海外出産でも出産手当金や出産育児一時金等はもらえるの?

コロナウィルスのこともあり、妊娠中の外国人従業員から母国で落ち着いて出産したいと話がありました。出産手当金や育児休業給付は海外出産した場合も受け取れるのでしょうか。出産して2か月程度で日本に戻り、育休終了後はこれまで通り弊社で正社員として働いてもらう予定です。

回答

【健康保険】
①出産手当金:産前産後休業中の労務していない期間に賃金の代わりに支給される制度

②出産育児一時金:分娩費用として1児につき42万円支給される制度
海外出産の場合、産科医療補償制度に未加入なので1児につき40.4万円支給されます。
帝王切開等異常分娩した場合は、②に加えてその治療費用が「海外療養費」として健康保険の適用対象です。 
※②と海外療養費は、一旦自己負担となりますので予めご承知おきください。


【雇用保険】
③育児休業給付:育児休業中(原則子が1歳になるまで)に賃金の代わりに支給される制度
1歳になる時点で保育所に入所できなかったり、保育予定だった配偶者が病気等で育児が困難になったりと特別な事情がある場合に限り、1歳6か月(再延長で2歳)まで支給対象期間の延長が認められます。

__やること__.
1: ページ本文の「コロナウィルスのこともあり」で始まる段落を、主な事実を残して短く書き直してください。
2: ページ本文のうち、「②出産育児一時金:分娩費用として1児につき42万円支給される制度」という語句を含む箇所で始まり「象期間の延長が認められます。」で終わる部分を、一字一句違えずに書き写してください。

__表示情報__.
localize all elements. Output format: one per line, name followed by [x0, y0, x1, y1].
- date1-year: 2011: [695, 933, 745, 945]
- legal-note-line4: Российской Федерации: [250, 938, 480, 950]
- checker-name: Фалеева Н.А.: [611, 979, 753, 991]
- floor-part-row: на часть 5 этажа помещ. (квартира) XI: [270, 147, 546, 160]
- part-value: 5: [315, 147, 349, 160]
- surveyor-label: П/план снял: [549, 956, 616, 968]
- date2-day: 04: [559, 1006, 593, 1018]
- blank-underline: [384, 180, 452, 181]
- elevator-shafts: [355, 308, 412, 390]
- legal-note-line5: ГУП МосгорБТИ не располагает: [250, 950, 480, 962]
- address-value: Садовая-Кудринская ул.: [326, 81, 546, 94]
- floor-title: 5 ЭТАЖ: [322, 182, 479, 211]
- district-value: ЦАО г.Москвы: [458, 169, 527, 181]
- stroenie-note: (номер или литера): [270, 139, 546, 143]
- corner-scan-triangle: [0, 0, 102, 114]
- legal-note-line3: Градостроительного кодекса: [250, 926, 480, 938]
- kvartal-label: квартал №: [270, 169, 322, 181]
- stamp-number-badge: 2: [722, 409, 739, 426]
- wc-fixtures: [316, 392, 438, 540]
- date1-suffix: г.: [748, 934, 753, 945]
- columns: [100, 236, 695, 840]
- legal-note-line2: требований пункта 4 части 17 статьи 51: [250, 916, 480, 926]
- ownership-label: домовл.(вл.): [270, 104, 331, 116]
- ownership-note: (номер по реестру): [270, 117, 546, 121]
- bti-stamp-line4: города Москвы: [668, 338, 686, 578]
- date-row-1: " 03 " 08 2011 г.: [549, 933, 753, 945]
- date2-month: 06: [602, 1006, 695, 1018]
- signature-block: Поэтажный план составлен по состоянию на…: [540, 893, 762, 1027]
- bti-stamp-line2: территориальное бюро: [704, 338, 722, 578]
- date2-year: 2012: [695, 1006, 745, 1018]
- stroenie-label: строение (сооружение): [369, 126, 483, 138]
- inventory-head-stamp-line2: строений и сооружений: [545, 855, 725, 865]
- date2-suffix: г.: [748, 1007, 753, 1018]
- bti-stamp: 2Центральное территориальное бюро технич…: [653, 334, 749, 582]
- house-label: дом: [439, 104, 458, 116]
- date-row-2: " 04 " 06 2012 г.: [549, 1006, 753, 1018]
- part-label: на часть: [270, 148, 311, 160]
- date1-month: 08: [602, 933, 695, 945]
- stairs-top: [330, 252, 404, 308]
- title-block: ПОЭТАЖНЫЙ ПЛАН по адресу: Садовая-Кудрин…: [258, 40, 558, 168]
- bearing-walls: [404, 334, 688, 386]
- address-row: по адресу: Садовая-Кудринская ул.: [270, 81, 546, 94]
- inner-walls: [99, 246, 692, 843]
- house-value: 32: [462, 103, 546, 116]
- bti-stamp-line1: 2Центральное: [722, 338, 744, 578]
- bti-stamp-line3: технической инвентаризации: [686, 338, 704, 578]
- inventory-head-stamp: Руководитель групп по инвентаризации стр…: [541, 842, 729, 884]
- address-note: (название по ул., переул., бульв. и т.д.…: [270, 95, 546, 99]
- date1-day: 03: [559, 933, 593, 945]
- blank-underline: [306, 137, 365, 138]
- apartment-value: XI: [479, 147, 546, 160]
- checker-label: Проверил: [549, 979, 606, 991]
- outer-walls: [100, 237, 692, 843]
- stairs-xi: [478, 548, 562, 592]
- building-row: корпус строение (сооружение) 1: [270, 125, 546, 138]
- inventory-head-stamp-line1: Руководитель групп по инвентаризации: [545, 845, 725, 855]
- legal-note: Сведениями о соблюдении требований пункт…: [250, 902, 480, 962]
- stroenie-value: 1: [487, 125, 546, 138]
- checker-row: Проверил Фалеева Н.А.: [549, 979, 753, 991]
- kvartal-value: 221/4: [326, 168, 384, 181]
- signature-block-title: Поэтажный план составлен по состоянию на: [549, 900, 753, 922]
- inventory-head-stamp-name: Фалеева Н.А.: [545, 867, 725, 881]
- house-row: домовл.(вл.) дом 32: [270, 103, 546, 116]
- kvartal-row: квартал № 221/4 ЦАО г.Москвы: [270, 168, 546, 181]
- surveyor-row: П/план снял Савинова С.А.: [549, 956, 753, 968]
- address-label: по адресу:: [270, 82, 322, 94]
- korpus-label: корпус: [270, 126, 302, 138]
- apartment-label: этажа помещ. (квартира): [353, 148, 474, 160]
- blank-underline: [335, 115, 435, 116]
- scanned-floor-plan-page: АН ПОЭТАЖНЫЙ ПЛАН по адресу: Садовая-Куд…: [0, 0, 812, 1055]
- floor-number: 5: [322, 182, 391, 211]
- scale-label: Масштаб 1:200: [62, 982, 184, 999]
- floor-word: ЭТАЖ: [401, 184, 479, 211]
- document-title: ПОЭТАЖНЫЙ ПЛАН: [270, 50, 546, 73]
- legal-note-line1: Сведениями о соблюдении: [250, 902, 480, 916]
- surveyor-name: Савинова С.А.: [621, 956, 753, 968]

__解答__.
1: コロナウィルスのこともあり、妊娠中の外国人従業員が母国での出産を希望している。海外出産でも出産手当金や育児休業給付を受け取れるかという質問である。従業員は出産後2か月程度で日本に戻り、育休終了後もこれまで通り正社員として働く予定である。

2:
②出産育児一時金:分娩費用として1児につき42万円支給される制度
海外出産の場合、産科医療補償制度に未加入なので1児につき40.4万円支給されます。
帝王切開等異常分娩した場合は、②に加えてその治療費用が「海外療養費」として健康保険の適用対象です。 
※②と海外療養費は、一旦自己負担となりますので予めご承知おきください。


【雇用保険】
③育児休業給付:育児休業中(原則子が1歳になるまで)に賃金の代わりに支給される制度
1歳になる時点で保育所に入所できなかったり、保育予定だった配偶者が病気等で育児が困難になったりと特別な事情がある場合に限り、1歳6か月(再延長で2歳)まで支給対象期間の延長が認められます。